**A block of data**:
** start **

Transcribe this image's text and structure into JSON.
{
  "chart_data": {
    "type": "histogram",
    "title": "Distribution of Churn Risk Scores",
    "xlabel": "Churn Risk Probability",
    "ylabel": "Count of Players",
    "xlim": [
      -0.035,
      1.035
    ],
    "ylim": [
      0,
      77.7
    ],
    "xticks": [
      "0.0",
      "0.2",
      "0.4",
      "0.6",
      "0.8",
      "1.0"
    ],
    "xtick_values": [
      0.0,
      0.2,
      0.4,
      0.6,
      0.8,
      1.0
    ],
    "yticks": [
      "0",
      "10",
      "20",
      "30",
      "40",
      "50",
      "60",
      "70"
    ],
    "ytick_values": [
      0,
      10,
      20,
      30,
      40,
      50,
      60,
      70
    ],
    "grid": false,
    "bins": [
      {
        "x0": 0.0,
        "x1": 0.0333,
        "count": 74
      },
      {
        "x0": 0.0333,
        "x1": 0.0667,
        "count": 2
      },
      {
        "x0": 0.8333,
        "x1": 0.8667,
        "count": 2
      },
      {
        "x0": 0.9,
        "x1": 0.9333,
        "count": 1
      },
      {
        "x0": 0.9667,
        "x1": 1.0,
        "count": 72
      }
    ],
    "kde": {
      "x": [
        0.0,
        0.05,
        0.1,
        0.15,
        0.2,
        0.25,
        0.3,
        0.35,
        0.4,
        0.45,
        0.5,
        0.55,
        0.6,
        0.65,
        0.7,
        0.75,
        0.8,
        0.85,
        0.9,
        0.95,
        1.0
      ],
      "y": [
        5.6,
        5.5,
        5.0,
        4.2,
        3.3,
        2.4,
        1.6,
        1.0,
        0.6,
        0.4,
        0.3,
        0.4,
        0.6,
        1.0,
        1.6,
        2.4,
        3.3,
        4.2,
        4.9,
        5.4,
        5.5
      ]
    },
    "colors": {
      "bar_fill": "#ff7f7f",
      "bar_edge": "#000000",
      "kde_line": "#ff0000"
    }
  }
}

** end **

**Written instruction**:
Lines that include the word "Risk" — how many are there in the data? Answer with the number alone.

**Response**:
2